* **Passage provided**:
--------------------------------

There are some clever chaps in this group who can show you how to
do this in Lisp too.

For other aspects of your post, you need something like the Prolog
bagof to collect all objects that have a certain property in a nested
list.
That's not too hard, but I'll leave it there.

hope this helps

Mark


··········@gmail.com wrote:
> Hello,
>
> I've come across the following problem: I need some way of pattern
> matching trees.  I am currently working with parse trees, but I think
> the biggest use for this would be XML trees.
>
> So consider the following tree:
> (setf tree '(S (NP Mary) (VP saw (NP a tree)))
>
> For something simple, I'd like to be able to say
> (query '(NP 1) tree)
>
> and get back ((1 . Mary)) and ((1 . a tree))
>
> Of course, I'd also like something like
> (quey '((NP 1) (VP 2 NP 3)))
>
> and get back ((1. Mary) (2 . saw) (3 . a tree))
>
> Of course, a lot more complex patterns could be imagined, where
> restrictions could be made on what's matched (eg "Give me all the
> subtrees that start with NP and have only atomic members" or "give me
> all the grandchildren of something that [query]")

--------------------------------

* **Task A**:
Return each line of the records that contains the string "shaded".
* **Task B**:
Go on with the thread on pattern matching trees in Lisp, starting right after its last sentence.

--------------------------------

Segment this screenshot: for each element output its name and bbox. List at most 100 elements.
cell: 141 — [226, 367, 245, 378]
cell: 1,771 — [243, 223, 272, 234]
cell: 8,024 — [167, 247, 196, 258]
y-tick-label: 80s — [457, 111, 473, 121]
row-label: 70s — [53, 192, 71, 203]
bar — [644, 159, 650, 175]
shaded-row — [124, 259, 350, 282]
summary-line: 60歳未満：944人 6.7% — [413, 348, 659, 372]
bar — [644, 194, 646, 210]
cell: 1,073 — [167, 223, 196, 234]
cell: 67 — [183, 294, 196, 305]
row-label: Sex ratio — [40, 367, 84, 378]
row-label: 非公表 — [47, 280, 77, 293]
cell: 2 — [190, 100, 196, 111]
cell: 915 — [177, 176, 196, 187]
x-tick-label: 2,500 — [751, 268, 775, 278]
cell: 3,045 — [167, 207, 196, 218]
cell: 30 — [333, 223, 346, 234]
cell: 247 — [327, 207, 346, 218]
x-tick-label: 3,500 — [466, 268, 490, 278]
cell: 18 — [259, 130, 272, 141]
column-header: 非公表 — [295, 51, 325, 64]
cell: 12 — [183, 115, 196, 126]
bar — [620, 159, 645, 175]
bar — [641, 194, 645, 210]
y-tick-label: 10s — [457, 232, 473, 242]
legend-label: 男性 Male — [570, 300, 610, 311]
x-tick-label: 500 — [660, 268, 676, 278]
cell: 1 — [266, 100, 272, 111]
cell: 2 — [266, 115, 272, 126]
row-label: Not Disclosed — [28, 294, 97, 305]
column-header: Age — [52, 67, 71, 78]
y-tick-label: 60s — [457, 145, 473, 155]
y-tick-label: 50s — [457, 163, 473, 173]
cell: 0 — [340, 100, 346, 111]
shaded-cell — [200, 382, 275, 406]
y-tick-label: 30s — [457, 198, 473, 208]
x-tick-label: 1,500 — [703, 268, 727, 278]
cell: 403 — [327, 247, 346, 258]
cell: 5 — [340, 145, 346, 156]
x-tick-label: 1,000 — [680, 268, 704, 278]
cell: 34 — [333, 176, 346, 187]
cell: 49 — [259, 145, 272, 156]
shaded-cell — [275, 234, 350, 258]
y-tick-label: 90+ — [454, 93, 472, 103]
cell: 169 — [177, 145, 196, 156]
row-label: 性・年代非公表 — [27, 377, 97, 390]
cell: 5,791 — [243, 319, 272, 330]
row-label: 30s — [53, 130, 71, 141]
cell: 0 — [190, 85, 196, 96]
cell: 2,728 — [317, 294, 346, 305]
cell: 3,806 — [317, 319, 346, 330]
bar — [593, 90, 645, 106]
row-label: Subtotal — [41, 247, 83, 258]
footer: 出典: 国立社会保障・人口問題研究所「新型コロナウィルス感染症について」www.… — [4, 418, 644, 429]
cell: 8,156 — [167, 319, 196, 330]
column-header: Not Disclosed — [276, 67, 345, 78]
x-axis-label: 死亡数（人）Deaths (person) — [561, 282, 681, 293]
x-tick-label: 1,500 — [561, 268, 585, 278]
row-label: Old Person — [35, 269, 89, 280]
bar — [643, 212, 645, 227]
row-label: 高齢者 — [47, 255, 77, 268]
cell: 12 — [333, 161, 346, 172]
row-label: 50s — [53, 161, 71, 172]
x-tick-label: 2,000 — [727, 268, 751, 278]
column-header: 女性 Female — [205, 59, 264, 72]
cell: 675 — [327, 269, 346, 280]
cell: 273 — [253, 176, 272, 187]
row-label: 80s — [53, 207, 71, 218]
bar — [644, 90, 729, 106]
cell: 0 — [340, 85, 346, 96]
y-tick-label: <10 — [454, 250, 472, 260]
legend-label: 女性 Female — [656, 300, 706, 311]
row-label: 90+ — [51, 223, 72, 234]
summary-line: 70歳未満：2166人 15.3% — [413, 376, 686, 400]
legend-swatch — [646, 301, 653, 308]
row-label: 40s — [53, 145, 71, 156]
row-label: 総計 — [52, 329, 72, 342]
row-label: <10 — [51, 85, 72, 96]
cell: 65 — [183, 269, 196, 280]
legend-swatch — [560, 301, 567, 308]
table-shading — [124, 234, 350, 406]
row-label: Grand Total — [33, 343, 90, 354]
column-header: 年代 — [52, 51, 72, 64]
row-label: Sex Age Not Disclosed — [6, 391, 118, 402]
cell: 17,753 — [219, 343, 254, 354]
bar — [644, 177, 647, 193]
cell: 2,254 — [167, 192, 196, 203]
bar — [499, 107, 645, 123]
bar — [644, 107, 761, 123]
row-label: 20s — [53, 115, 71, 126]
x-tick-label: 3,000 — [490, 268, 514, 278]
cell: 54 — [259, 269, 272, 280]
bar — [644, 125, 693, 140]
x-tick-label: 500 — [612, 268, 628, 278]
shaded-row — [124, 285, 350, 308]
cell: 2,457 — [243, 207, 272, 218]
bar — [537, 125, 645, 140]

--------------------------------

* **Task response A**:
shaded-row — [124, 259, 350, 282]
shaded-cell — [200, 382, 275, 406]
shaded-cell — [275, 234, 350, 258]
shaded-row — [124, 285, 350, 308]

* **Task response B**:
>
> Sorry if this isn't clear; it's not at all clear in my head what the
> optimal way of doing this is.  In many ways, this seems to be a
request
> for a lispish version of XPath, though I'm not sure if XPath has all
> the capabilities needed.
>
> Do you know if such a package exists?  I've homebrewed something, but
> it's
> a) quite simplistic and only tailored for my needs
> b) horribly (I mean O(2^n)) inefficient.
>
> The problem seems to be isomorphic to regexps on strings (and in fact
> could be reduced to it), so the same techniques as used for regexps
> could be used for a speedup.  However, something like this seems so
> natural for lisp, I'm pretty sure something must exist.
> 
> Pointers?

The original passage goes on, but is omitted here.